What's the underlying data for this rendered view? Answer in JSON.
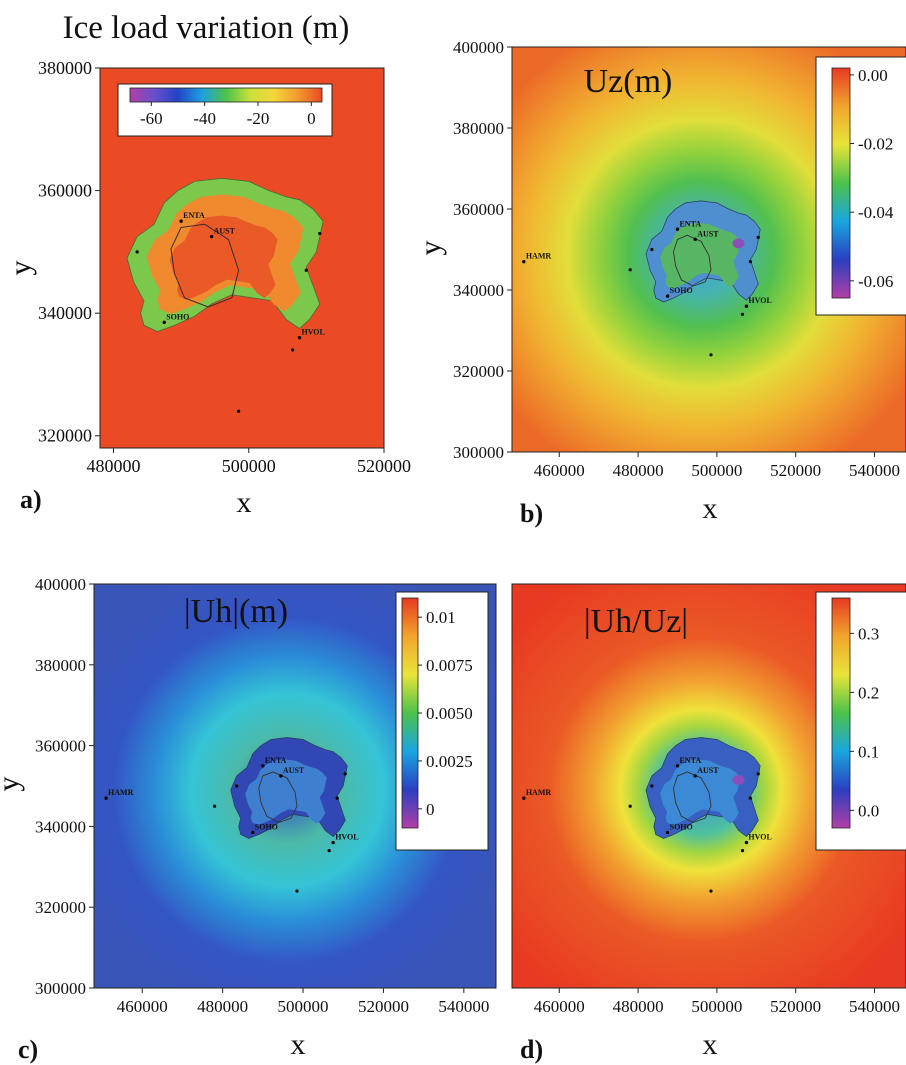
{
  "chart_data": [
    {
      "id": "a",
      "type": "heatmap",
      "panel_label": "a)",
      "title": "Ice load variation (m)",
      "xlabel": "x",
      "ylabel": "y",
      "xlim": [
        478000,
        520000
      ],
      "ylim": [
        318000,
        380000
      ],
      "xticks": [
        480000,
        500000,
        520000
      ],
      "yticks": [
        320000,
        340000,
        360000,
        380000
      ],
      "colorbar": {
        "orientation": "horizontal",
        "min": -68,
        "max": 4,
        "ticks": [
          -60,
          -40,
          -20,
          0
        ],
        "colors": [
          "#b23fa8",
          "#6a4fc9",
          "#2244c8",
          "#1ea0e0",
          "#4cc24a",
          "#c8e03a",
          "#f3d73a",
          "#f29a2e",
          "#ea4a25"
        ]
      },
      "background": "#ea4b25",
      "stations": [
        {
          "name": "ENTA",
          "x": 490000,
          "y": 355000
        },
        {
          "name": "AUST",
          "x": 494500,
          "y": 352500
        },
        {
          "name": "SOHO",
          "x": 487500,
          "y": 338500
        },
        {
          "name": "HVOL",
          "x": 507500,
          "y": 336000
        }
      ],
      "points": [
        {
          "x": 483500,
          "y": 350000
        },
        {
          "x": 510500,
          "y": 353000
        },
        {
          "x": 508500,
          "y": 347000
        },
        {
          "x": 506500,
          "y": 334000
        },
        {
          "x": 498500,
          "y": 324000
        }
      ]
    },
    {
      "id": "b",
      "type": "heatmap",
      "panel_label": "b)",
      "title": "Uz(m)",
      "xlabel": "x",
      "ylabel": "y",
      "xlim": [
        448000,
        548000
      ],
      "ylim": [
        300000,
        400000
      ],
      "xticks": [
        460000,
        480000,
        500000,
        520000,
        540000
      ],
      "yticks": [
        300000,
        320000,
        340000,
        360000,
        380000,
        400000
      ],
      "colorbar": {
        "orientation": "vertical",
        "min": -0.065,
        "max": 0.002,
        "ticks": [
          0.0,
          -0.02,
          -0.04,
          -0.06
        ],
        "tick_labels": [
          "0.00",
          "-0.02",
          "-0.04",
          "-0.06"
        ],
        "colors": [
          "#b23fa8",
          "#2a3fc0",
          "#1aa5e0",
          "#4cc24a",
          "#e8e43a",
          "#f2a52e",
          "#e63a22"
        ]
      },
      "field": {
        "center": [
          496000,
          349000
        ],
        "stops": [
          [
            0,
            "#3f9fd8"
          ],
          [
            0.16,
            "#46b3b4"
          ],
          [
            0.3,
            "#52c04f"
          ],
          [
            0.42,
            "#93d23c"
          ],
          [
            0.55,
            "#e2de3a"
          ],
          [
            0.72,
            "#f1b431"
          ],
          [
            1.0,
            "#ec6a27"
          ]
        ],
        "radius": 62000
      },
      "stations": [
        {
          "name": "HAMR",
          "x": 451000,
          "y": 347000
        },
        {
          "name": "ENTA",
          "x": 490000,
          "y": 355000
        },
        {
          "name": "AUST",
          "x": 494500,
          "y": 352500
        },
        {
          "name": "SOHO",
          "x": 487500,
          "y": 338500
        },
        {
          "name": "HVOL",
          "x": 507500,
          "y": 336000
        }
      ],
      "points": [
        {
          "x": 483500,
          "y": 350000
        },
        {
          "x": 510500,
          "y": 353000
        },
        {
          "x": 508500,
          "y": 347000
        },
        {
          "x": 506500,
          "y": 334000
        },
        {
          "x": 498500,
          "y": 324000
        },
        {
          "x": 478000,
          "y": 345000
        }
      ]
    },
    {
      "id": "c",
      "type": "heatmap",
      "panel_label": "c)",
      "title": "|Uh|(m)",
      "xlabel": "x",
      "ylabel": "y",
      "xlim": [
        448000,
        548000
      ],
      "ylim": [
        300000,
        400000
      ],
      "xticks": [
        460000,
        480000,
        500000,
        520000,
        540000
      ],
      "yticks": [
        300000,
        320000,
        340000,
        360000,
        380000,
        400000
      ],
      "colorbar": {
        "orientation": "vertical",
        "min": -0.001,
        "max": 0.011,
        "ticks": [
          0.01,
          0.0075,
          0.005,
          0.0025,
          0
        ],
        "tick_labels": [
          "0.01",
          "0.0075",
          "0.0050",
          "0.0025",
          "0"
        ],
        "colors": [
          "#b23fa8",
          "#2a3fc0",
          "#1aa5e0",
          "#4cc24a",
          "#e8e43a",
          "#f2a52e",
          "#e63a22"
        ]
      },
      "field": {
        "center": [
          496000,
          349000
        ],
        "stops": [
          [
            0,
            "#2e4dbf"
          ],
          [
            0.22,
            "#4cb9a8"
          ],
          [
            0.4,
            "#34c4d6"
          ],
          [
            0.55,
            "#2a8dd8"
          ],
          [
            0.72,
            "#3455c4"
          ],
          [
            1.0,
            "#3a55b8"
          ]
        ],
        "radius": 60000
      },
      "stations": [
        {
          "name": "HAMR",
          "x": 451000,
          "y": 347000
        },
        {
          "name": "ENTA",
          "x": 490000,
          "y": 355000
        },
        {
          "name": "AUST",
          "x": 494500,
          "y": 352500
        },
        {
          "name": "SOHO",
          "x": 487500,
          "y": 338500
        },
        {
          "name": "HVOL",
          "x": 507500,
          "y": 336000
        }
      ],
      "points": [
        {
          "x": 483500,
          "y": 350000
        },
        {
          "x": 510500,
          "y": 353000
        },
        {
          "x": 508500,
          "y": 347000
        },
        {
          "x": 506500,
          "y": 334000
        },
        {
          "x": 498500,
          "y": 324000
        },
        {
          "x": 478000,
          "y": 345000
        }
      ]
    },
    {
      "id": "d",
      "type": "heatmap",
      "panel_label": "d)",
      "title": "|Uh/Uz|",
      "xlabel": "x",
      "ylabel": "",
      "xlim": [
        448000,
        548000
      ],
      "ylim": [
        300000,
        400000
      ],
      "xticks": [
        460000,
        480000,
        500000,
        520000,
        540000
      ],
      "yticks": [],
      "colorbar": {
        "orientation": "vertical",
        "min": -0.03,
        "max": 0.36,
        "ticks": [
          0.3,
          0.2,
          0.1,
          0.0
        ],
        "tick_labels": [
          "0.3",
          "0.2",
          "0.1",
          "0.0"
        ],
        "colors": [
          "#b23fa8",
          "#2a3fc0",
          "#1aa5e0",
          "#4cc24a",
          "#e8e43a",
          "#f2a52e",
          "#e63a22"
        ]
      },
      "field": {
        "center": [
          496000,
          349000
        ],
        "stops": [
          [
            0,
            "#3b8fd4"
          ],
          [
            0.18,
            "#4fc0a0"
          ],
          [
            0.26,
            "#a6d640"
          ],
          [
            0.33,
            "#f0e23a"
          ],
          [
            0.45,
            "#f1a030"
          ],
          [
            0.62,
            "#eb5a26"
          ],
          [
            1.0,
            "#e83a22"
          ]
        ],
        "radius": 62000
      },
      "stations": [
        {
          "name": "HAMR",
          "x": 451000,
          "y": 347000
        },
        {
          "name": "ENTA",
          "x": 490000,
          "y": 355000
        },
        {
          "name": "AUST",
          "x": 494500,
          "y": 352500
        },
        {
          "name": "SOHO",
          "x": 487500,
          "y": 338500
        },
        {
          "name": "HVOL",
          "x": 507500,
          "y": 336000
        }
      ],
      "points": [
        {
          "x": 483500,
          "y": 350000
        },
        {
          "x": 510500,
          "y": 353000
        },
        {
          "x": 508500,
          "y": 347000
        },
        {
          "x": 506500,
          "y": 334000
        },
        {
          "x": 498500,
          "y": 324000
        },
        {
          "x": 478000,
          "y": 345000
        }
      ]
    }
  ]
}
------------------------------------------------------------------------
**WHAT TO DO:** Retype each entry precisely. Skip images entirely.

**FULL RESPONSE:**
What's the underlying data for this rendered view? Answer in JSON.
{
  "chart_data": [
    {
      "id": "a",
      "type": "heatmap",
      "panel_label": "a)",
      "title": "Ice load variation (m)",
      "xlabel": "x",
      "ylabel": "y",
      "xlim": [
        478000,
        520000
      ],
      "ylim": [
        318000,
        380000
      ],
      "xticks": [
        480000,
        500000,
        520000
      ],
      "yticks": [
        320000,
        340000,
        360000,
        380000
      ],
      "colorbar": {
        "orientation": "horizontal",
        "min": -68,
        "max": 4,
        "ticks": [
          -60,
          -40,
          -20,
          0
        ],
        "colors": [
          "#b23fa8",
          "#6a4fc9",
          "#2244c8",
          "#1ea0e0",
          "#4cc24a",
          "#c8e03a",
          "#f3d73a",
          "#f29a2e",
          "#ea4a25"
        ]
      },
      "background": "#ea4b25",
      "stations": [
        {
          "name": "ENTA",
          "x": 490000,
          "y": 355000
        },
        {
          "name": "AUST",
          "x": 494500,
          "y": 352500
        },
        {
          "name": "SOHO",
          "x": 487500,
          "y": 338500
        },
        {
          "name": "HVOL",
          "x": 507500,
          "y": 336000
        }
      ],
      "points": [
        {
          "x": 483500,
          "y": 350000
        },
        {
          "x": 510500,
          "y": 353000
        },
        {
          "x": 508500,
          "y": 347000
        },
        {
          "x": 506500,
          "y": 334000
        },
        {
          "x": 498500,
          "y": 324000
        }
      ]
    },
    {
      "id": "b",
      "type": "heatmap",
      "panel_label": "b)",
      "title": "Uz(m)",
      "xlabel": "x",
      "ylabel": "y",
      "xlim": [
        448000,
        548000
      ],
      "ylim": [
        300000,
        400000
      ],
      "xticks": [
        460000,
        480000,
        500000,
        520000,
        540000
      ],
      "yticks": [
        300000,
        320000,
        340000,
        360000,
        380000,
        400000
      ],
      "colorbar": {
        "orientation": "vertical",
        "min": -0.065,
        "max": 0.002,
        "ticks": [
          0.0,
          -0.02,
          -0.04,
          -0.06
        ],
        "tick_labels": [
          "0.00",
          "-0.02",
          "-0.04",
          "-0.06"
        ],
        "colors": [
          "#b23fa8",
          "#2a3fc0",
          "#1aa5e0",
          "#4cc24a",
          "#e8e43a",
          "#f2a52e",
          "#e63a22"
        ]
      },
      "field": {
        "center": [
          496000,
          349000
        ],
        "stops": [
          [
            0,
            "#3f9fd8"
          ],
          [
            0.16,
            "#46b3b4"
          ],
          [
            0.3,
            "#52c04f"
          ],
          [
            0.42,
            "#93d23c"
          ],
          [
            0.55,
            "#e2de3a"
          ],
          [
            0.72,
            "#f1b431"
          ],
          [
            1.0,
            "#ec6a27"
          ]
        ],
        "radius": 62000
      },
      "stations": [
        {
          "name": "HAMR",
          "x": 451000,
          "y": 347000
        },
        {
          "name": "ENTA",
          "x": 490000,
          "y": 355000
        },
        {
          "name": "AUST",
          "x": 494500,
          "y": 352500
        },
        {
          "name": "SOHO",
          "x": 487500,
          "y": 338500
        },
        {
          "name": "HVOL",
          "x": 507500,
          "y": 336000
        }
      ],
      "points": [
        {
          "x": 483500,
          "y": 350000
        },
        {
          "x": 510500,
          "y": 353000
        },
        {
          "x": 508500,
          "y": 347000
        },
        {
          "x": 506500,
          "y": 334000
        },
        {
          "x": 498500,
          "y": 324000
        },
        {
          "x": 478000,
          "y": 345000
        }
      ]
    },
    {
      "id": "c",
      "type": "heatmap",
      "panel_label": "c)",
      "title": "|Uh|(m)",
      "xlabel": "x",
      "ylabel": "y",
      "xlim": [
        448000,
        548000
      ],
      "ylim": [
        300000,
        400000
      ],
      "xticks": [
        460000,
        480000,
        500000,
        520000,
        540000
      ],
      "yticks": [
        300000,
        320000,
        340000,
        360000,
        380000,
        400000
      ],
      "colorbar": {
        "orientation": "vertical",
        "min": -0.001,
        "max": 0.011,
        "ticks": [
          0.01,
          0.0075,
          0.005,
          0.0025,
          0
        ],
        "tick_labels": [
          "0.01",
          "0.0075",
          "0.0050",
          "0.0025",
          "0"
        ],
        "colors": [
          "#b23fa8",
          "#2a3fc0",
          "#1aa5e0",
          "#4cc24a",
          "#e8e43a",
          "#f2a52e",
          "#e63a22"
        ]
      },
      "field": {
        "center": [
          496000,
          349000
        ],
        "stops": [
          [
            0,
            "#2e4dbf"
          ],
          [
            0.22,
            "#4cb9a8"
          ],
          [
            0.4,
            "#34c4d6"
          ],
          [
            0.55,
            "#2a8dd8"
          ],
          [
            0.72,
            "#3455c4"
          ],
          [
            1.0,
            "#3a55b8"
          ]
        ],
        "radius": 60000
      },
      "stations": [
        {
          "name": "HAMR",
          "x": 451000,
          "y": 347000
        },
        {
          "name": "ENTA",
          "x": 490000,
          "y": 355000
        },
        {
          "name": "AUST",
          "x": 494500,
          "y": 352500
        },
        {
          "name": "SOHO",
          "x": 487500,
          "y": 338500
        },
        {
          "name": "HVOL",
          "x": 507500,
          "y": 336000
        }
      ],
      "points": [
        {
          "x": 483500,
          "y": 350000
        },
        {
          "x": 510500,
          "y": 353000
        },
        {
          "x": 508500,
          "y": 347000
        },
        {
          "x": 506500,
          "y": 334000
        },
        {
          "x": 498500,
          "y": 324000
        },
        {
          "x": 478000,
          "y": 345000
        }
      ]
    },
    {
      "id": "d",
      "type": "heatmap",
      "panel_label": "d)",
      "title": "|Uh/Uz|",
      "xlabel": "x",
      "ylabel": "",
      "xlim": [
        448000,
        548000
      ],
      "ylim": [
        300000,
        400000
      ],
      "xticks": [
        460000,
        480000,
        500000,
        520000,
        540000
      ],
      "yticks": [],
      "colorbar": {
        "orientation": "vertical",
        "min": -0.03,
        "max": 0.36,
        "ticks": [
          0.3,
          0.2,
          0.1,
          0.0
        ],
        "tick_labels": [
          "0.3",
          "0.2",
          "0.1",
          "0.0"
        ],
        "colors": [
          "#b23fa8",
          "#2a3fc0",
          "#1aa5e0",
          "#4cc24a",
          "#e8e43a",
          "#f2a52e",
          "#e63a22"
        ]
      },
      "field": {
        "center": [
          496000,
          349000
        ],
        "stops": [
          [
            0,
            "#3b8fd4"
          ],
          [
            0.18,
            "#4fc0a0"
          ],
          [
            0.26,
            "#a6d640"
          ],
          [
            0.33,
            "#f0e23a"
          ],
          [
            0.45,
            "#f1a030"
          ],
          [
            0.62,
            "#eb5a26"
          ],
          [
            1.0,
            "#e83a22"
          ]
        ],
        "radius": 62000
      },
      "stations": [
        {
          "name": "HAMR",
          "x": 451000,
          "y": 347000
        },
        {
          "name": "ENTA",
          "x": 490000,
          "y": 355000
        },
        {
          "name": "AUST",
          "x": 494500,
          "y": 352500
        },
        {
          "name": "SOHO",
          "x": 487500,
          "y": 338500
        },
        {
          "name": "HVOL",
          "x": 507500,
          "y": 336000
        }
      ],
      "points": [
        {
          "x": 483500,
          "y": 350000
        },
        {
          "x": 510500,
          "y": 353000
        },
        {
          "x": 508500,
          "y": 347000
        },
        {
          "x": 506500,
          "y": 334000
        },
        {
          "x": 498500,
          "y": 324000
        },
        {
          "x": 478000,
          "y": 345000
        }
      ]
    }
  ]
}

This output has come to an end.